_WORK TO BE COMPLETED:_
Gather, from the data below, each line in which the word "Необходимо" occurs.

_RECORD LIST:_
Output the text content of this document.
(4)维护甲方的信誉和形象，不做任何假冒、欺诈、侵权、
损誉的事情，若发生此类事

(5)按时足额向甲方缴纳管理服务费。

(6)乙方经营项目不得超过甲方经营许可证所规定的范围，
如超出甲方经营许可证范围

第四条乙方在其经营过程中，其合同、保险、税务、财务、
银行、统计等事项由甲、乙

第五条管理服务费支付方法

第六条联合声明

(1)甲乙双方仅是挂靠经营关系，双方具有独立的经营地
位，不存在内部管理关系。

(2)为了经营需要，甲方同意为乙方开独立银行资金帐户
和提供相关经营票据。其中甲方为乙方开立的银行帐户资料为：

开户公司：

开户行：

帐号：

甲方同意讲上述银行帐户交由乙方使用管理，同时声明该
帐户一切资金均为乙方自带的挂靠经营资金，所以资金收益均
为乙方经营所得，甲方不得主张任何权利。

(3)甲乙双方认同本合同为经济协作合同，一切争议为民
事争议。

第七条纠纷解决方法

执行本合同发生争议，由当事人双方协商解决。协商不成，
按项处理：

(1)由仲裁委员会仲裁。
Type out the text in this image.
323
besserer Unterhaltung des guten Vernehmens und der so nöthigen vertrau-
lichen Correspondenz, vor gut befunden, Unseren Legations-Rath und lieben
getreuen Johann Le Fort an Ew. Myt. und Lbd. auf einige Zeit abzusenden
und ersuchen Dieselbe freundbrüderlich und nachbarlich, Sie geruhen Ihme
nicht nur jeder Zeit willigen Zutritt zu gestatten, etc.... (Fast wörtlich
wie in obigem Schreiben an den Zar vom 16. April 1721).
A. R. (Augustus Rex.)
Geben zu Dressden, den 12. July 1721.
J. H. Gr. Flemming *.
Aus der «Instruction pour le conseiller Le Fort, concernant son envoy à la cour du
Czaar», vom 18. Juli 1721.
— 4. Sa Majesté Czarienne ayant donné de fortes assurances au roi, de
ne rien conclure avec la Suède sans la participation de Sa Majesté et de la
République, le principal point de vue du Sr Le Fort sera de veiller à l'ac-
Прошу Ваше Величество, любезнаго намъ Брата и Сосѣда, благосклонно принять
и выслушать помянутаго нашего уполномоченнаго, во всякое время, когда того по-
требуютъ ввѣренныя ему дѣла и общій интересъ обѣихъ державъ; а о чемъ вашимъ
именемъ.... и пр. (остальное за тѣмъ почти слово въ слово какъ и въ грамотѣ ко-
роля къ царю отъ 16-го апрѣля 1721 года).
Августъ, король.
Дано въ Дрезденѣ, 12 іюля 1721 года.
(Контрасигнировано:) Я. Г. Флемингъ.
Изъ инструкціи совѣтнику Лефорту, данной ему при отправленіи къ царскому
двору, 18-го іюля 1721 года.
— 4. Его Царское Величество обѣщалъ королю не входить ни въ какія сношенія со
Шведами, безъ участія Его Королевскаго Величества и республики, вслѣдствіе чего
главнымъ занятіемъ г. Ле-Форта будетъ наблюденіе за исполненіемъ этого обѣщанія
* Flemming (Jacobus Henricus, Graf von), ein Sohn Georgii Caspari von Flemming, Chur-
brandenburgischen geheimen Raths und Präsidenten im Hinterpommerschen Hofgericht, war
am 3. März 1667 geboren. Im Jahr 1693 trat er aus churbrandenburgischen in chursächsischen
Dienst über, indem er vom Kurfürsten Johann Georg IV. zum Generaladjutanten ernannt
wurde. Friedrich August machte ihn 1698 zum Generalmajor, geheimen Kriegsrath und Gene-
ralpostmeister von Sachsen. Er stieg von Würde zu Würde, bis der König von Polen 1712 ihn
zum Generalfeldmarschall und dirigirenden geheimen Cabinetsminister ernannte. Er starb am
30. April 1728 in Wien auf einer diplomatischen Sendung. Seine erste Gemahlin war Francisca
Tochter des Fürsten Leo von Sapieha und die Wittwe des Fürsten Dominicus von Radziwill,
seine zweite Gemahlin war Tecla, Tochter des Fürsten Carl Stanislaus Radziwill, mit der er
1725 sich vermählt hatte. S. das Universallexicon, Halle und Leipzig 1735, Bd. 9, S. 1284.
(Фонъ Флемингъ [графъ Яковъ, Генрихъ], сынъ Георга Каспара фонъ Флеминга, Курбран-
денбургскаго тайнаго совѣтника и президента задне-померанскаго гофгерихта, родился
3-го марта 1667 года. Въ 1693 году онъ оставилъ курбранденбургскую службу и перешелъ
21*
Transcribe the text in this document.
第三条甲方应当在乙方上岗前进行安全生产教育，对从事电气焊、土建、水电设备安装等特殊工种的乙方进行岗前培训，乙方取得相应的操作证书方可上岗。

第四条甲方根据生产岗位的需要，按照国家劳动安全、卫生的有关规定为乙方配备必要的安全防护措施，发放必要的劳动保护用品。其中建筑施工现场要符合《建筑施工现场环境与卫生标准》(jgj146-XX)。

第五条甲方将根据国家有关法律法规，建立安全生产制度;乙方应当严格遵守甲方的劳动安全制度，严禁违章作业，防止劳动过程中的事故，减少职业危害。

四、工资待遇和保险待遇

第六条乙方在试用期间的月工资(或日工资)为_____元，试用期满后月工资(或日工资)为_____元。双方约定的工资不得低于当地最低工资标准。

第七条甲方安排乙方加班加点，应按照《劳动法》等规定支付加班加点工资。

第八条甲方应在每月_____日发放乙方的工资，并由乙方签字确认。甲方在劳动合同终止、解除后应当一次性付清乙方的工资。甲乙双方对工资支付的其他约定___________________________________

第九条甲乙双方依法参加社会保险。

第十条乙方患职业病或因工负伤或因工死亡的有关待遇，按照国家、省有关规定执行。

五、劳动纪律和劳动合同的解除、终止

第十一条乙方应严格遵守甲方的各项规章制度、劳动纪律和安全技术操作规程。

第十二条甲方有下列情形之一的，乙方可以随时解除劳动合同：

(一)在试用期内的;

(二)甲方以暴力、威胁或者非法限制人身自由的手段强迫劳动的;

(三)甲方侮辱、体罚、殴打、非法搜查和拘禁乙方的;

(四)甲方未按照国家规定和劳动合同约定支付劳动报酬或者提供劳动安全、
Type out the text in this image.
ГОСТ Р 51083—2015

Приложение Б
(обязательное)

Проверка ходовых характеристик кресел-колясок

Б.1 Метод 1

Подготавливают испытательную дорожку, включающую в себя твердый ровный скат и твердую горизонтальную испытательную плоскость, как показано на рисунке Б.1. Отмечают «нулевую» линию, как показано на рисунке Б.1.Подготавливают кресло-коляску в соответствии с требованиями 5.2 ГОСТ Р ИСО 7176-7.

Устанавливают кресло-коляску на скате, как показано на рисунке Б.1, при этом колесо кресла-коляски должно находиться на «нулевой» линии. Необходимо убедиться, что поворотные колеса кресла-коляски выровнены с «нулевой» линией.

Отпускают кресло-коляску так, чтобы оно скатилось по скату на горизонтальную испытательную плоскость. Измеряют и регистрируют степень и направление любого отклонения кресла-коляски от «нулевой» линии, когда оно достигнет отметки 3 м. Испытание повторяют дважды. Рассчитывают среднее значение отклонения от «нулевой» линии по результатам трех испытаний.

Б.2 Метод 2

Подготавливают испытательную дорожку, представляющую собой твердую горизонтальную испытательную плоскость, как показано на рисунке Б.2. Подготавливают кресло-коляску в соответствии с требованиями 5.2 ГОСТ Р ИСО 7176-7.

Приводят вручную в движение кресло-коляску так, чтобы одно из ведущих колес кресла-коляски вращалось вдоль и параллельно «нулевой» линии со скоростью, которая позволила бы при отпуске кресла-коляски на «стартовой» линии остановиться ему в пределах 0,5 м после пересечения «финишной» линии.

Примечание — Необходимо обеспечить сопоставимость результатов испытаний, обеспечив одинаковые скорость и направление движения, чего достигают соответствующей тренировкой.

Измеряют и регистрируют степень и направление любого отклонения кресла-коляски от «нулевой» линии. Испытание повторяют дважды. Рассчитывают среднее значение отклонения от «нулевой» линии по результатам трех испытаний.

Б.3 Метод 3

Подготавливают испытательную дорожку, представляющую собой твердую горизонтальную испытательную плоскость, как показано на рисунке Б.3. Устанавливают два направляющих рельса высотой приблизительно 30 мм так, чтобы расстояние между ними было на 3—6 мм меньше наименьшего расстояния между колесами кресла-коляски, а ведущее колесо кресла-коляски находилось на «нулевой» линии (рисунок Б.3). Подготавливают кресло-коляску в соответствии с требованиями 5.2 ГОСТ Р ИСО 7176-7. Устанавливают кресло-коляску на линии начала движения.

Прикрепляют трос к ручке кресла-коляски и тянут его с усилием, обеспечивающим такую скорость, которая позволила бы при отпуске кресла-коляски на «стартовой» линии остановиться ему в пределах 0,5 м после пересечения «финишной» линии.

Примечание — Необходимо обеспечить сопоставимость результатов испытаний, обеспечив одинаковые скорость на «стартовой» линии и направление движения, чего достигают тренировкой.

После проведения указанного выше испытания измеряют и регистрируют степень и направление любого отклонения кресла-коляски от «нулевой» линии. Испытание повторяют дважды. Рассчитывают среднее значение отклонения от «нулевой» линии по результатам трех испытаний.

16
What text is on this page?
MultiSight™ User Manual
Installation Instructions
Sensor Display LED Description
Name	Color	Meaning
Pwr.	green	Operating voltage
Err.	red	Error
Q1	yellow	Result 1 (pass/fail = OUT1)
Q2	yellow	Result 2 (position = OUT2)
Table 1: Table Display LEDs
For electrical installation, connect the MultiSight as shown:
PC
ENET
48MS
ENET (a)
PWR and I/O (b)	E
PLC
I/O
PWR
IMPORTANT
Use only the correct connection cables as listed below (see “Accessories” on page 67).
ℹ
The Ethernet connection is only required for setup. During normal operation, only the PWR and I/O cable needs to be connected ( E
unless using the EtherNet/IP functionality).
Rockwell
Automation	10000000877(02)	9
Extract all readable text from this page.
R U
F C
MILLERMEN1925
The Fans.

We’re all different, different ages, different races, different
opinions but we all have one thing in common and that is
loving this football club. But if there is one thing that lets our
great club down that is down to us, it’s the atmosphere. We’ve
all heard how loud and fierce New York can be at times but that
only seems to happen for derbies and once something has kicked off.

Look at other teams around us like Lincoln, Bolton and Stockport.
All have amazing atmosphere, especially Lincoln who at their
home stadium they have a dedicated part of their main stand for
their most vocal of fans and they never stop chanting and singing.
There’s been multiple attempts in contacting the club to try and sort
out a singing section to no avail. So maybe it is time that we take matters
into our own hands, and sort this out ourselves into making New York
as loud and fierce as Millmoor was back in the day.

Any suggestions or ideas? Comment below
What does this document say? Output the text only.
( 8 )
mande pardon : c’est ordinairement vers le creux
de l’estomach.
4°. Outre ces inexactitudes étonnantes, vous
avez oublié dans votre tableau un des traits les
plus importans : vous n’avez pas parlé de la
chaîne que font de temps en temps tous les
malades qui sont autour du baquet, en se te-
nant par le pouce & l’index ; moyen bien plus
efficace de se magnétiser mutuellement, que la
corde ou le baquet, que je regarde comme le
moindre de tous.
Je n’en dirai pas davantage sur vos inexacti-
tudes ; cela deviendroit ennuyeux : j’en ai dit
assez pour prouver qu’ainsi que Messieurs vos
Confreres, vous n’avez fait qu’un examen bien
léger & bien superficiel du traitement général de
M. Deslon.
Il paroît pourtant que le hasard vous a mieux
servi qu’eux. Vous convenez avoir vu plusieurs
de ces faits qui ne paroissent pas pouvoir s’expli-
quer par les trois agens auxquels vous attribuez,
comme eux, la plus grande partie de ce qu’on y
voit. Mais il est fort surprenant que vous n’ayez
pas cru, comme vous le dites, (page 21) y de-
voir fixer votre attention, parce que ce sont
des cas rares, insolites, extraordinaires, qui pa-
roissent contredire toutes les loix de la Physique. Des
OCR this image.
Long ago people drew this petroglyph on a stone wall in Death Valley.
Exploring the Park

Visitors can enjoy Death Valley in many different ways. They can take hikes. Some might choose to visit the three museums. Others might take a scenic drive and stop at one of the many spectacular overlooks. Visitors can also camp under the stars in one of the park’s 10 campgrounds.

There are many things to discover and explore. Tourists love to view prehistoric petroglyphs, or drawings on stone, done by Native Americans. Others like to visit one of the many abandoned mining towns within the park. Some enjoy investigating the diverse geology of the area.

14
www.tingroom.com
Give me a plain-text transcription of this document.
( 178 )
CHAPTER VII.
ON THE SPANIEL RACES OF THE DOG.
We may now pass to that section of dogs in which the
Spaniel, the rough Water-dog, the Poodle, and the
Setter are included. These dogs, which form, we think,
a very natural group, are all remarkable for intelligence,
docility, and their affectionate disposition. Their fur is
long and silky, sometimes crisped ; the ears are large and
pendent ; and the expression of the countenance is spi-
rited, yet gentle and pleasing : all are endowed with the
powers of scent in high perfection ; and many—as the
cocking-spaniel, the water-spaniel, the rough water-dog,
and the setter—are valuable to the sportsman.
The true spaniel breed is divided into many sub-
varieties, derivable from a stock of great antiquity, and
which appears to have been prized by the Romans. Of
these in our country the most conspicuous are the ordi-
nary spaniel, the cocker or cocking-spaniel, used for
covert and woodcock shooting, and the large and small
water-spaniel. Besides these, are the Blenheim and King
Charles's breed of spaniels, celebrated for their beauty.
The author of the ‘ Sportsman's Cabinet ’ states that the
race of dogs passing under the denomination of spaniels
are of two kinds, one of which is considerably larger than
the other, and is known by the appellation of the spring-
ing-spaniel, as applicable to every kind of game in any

_CORRECT ANSWER:_
Устанавливают кресло-коляску на скате, как показано на рисунке Б.1, при этом колесо кресла-коляски должно находиться на «нулевой» линии. Необходимо убедиться, что поворотные колеса кресла-коляски выровнены с «нулевой» линией.
Примечание — Необходимо обеспечить сопоставимость результатов испытаний, обеспечив одинаковые скорость и направление движения, чего достигают соответствующей тренировкой.
Примечание — Необходимо обеспечить сопоставимость результатов испытаний, обеспечив одинаковые скорость на «стартовой» линии и направление движения, чего достигают тренировкой.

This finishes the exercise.